Records shown
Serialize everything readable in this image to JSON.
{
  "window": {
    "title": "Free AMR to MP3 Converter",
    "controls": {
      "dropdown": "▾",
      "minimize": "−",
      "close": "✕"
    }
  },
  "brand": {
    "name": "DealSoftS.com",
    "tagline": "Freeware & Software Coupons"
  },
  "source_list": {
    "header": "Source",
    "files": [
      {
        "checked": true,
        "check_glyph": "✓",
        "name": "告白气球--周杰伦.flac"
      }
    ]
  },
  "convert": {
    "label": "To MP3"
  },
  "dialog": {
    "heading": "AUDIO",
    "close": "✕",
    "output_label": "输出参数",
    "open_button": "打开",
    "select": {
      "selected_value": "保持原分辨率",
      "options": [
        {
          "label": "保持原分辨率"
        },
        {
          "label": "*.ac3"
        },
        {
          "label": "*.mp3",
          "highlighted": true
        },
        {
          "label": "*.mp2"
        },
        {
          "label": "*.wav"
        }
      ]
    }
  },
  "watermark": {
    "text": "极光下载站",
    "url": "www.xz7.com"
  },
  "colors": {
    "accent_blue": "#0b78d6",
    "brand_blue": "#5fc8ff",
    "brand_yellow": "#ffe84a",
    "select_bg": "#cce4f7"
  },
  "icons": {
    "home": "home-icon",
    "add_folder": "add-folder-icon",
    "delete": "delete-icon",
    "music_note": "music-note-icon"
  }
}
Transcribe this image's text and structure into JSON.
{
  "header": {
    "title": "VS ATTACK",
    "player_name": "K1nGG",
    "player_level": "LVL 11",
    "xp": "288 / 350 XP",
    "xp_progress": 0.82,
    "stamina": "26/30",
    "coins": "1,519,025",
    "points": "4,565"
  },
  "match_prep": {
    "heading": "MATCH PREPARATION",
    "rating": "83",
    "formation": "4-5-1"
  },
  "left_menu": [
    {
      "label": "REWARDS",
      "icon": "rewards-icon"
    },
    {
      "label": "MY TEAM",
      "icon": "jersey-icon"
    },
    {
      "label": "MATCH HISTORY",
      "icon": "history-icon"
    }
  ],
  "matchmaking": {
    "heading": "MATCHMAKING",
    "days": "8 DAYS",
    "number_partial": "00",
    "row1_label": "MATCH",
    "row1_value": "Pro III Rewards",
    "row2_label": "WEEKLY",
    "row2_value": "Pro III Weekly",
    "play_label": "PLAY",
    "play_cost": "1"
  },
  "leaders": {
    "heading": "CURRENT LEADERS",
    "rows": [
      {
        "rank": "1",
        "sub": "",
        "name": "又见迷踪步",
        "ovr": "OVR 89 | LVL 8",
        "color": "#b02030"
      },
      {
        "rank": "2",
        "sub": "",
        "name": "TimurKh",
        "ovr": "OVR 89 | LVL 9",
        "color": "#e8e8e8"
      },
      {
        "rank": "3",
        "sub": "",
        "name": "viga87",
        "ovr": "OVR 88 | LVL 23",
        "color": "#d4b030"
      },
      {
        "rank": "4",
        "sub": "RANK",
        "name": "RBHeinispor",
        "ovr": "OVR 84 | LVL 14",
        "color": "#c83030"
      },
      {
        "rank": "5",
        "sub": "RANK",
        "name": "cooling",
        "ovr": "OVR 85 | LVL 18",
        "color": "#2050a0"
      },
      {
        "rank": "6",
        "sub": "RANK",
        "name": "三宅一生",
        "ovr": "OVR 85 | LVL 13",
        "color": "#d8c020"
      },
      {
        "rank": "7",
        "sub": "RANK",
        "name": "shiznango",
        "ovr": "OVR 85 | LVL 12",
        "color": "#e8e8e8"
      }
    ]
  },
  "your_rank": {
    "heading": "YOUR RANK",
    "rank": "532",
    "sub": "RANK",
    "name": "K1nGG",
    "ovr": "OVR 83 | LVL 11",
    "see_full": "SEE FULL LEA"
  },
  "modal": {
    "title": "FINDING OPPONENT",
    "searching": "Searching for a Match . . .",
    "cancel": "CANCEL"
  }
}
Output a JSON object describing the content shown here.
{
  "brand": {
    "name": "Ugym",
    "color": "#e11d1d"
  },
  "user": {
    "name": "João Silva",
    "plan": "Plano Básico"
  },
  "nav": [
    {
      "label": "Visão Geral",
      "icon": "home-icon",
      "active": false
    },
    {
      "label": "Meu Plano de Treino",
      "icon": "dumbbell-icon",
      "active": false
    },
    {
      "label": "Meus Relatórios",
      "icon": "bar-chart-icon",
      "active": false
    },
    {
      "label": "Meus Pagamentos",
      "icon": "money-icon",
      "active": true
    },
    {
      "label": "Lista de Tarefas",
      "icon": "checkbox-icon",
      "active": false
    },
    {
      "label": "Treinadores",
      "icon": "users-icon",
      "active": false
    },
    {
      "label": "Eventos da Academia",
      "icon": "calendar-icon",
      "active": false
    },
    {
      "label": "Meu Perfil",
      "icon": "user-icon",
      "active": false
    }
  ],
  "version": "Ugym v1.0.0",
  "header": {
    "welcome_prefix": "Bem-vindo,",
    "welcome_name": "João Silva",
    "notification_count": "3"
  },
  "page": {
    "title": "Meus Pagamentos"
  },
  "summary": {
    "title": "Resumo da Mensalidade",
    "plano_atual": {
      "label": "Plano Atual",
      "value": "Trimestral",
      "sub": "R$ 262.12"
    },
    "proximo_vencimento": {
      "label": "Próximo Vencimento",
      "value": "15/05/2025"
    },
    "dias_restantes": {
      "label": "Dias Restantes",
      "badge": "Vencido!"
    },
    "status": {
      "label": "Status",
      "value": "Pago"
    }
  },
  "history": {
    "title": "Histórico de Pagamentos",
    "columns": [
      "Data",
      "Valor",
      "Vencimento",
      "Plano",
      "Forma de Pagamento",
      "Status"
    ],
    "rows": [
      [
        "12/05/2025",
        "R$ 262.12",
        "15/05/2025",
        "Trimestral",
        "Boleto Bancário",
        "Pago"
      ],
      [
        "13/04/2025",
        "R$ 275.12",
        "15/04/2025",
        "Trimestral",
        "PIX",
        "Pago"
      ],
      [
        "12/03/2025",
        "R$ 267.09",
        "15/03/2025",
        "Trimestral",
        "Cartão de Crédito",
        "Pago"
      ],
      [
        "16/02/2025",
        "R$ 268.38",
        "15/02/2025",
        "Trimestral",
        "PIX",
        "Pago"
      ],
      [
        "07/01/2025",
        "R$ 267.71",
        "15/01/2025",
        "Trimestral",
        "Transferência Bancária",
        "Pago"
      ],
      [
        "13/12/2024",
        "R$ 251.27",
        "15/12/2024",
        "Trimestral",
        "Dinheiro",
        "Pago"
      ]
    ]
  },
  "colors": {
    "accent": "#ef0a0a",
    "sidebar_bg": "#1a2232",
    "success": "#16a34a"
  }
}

Exercise requirements
Filter the listing above for the string "image" and copy every matching line.

Solution for this exercise
Serialize everything readable in this image to JSON.
Transcribe this image's text and structure into JSON.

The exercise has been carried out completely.